*Exercise*
Check every line below for the string "johndoe", and copy the lines that contain it.

*Dataset*

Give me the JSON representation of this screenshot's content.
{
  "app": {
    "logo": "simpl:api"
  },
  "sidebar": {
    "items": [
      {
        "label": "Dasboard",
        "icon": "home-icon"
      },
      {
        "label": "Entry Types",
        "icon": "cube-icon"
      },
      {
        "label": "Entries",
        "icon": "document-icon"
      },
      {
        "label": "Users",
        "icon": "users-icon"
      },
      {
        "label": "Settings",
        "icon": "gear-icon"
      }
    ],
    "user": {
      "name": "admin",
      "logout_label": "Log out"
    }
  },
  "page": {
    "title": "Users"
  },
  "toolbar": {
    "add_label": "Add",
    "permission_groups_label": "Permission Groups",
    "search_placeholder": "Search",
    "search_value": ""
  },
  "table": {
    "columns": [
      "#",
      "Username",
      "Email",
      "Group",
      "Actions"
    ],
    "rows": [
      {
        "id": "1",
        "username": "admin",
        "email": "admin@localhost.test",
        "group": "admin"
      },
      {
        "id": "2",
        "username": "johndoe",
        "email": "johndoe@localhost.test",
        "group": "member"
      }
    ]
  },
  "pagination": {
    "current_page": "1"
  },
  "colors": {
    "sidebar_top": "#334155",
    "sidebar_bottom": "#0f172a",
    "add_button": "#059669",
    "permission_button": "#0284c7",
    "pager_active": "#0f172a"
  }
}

* * *

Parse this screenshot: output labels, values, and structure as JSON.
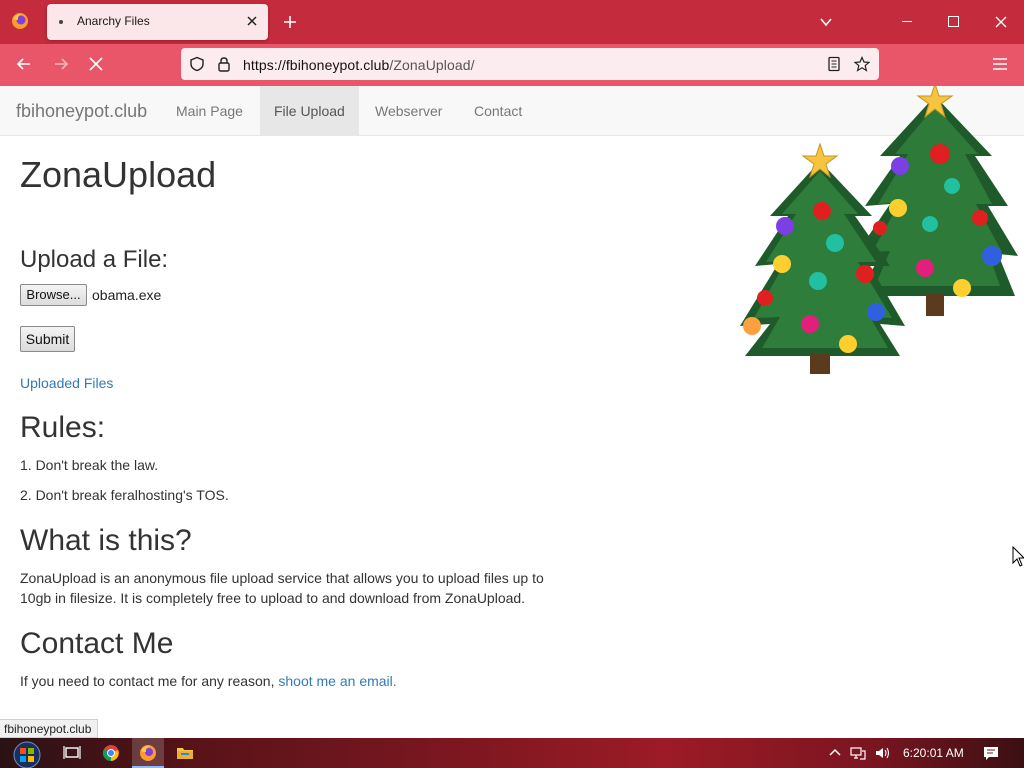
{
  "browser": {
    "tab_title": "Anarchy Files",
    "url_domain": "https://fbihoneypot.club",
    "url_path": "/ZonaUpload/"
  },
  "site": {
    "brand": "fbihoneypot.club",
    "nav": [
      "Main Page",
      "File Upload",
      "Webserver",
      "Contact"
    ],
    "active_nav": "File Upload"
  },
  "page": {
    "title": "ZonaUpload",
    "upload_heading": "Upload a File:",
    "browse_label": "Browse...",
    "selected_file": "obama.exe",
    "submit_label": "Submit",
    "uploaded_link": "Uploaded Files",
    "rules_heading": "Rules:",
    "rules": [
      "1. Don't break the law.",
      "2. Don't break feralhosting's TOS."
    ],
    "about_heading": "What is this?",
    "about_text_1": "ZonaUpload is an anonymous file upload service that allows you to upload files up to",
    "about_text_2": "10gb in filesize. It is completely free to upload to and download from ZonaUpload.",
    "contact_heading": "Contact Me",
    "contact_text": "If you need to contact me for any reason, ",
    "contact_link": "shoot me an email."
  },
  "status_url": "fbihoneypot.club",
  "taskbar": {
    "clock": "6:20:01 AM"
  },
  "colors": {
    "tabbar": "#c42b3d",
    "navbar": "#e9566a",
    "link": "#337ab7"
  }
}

*Written reply*
        "username": "johndoe",
        "email": "johndoe@localhost.test",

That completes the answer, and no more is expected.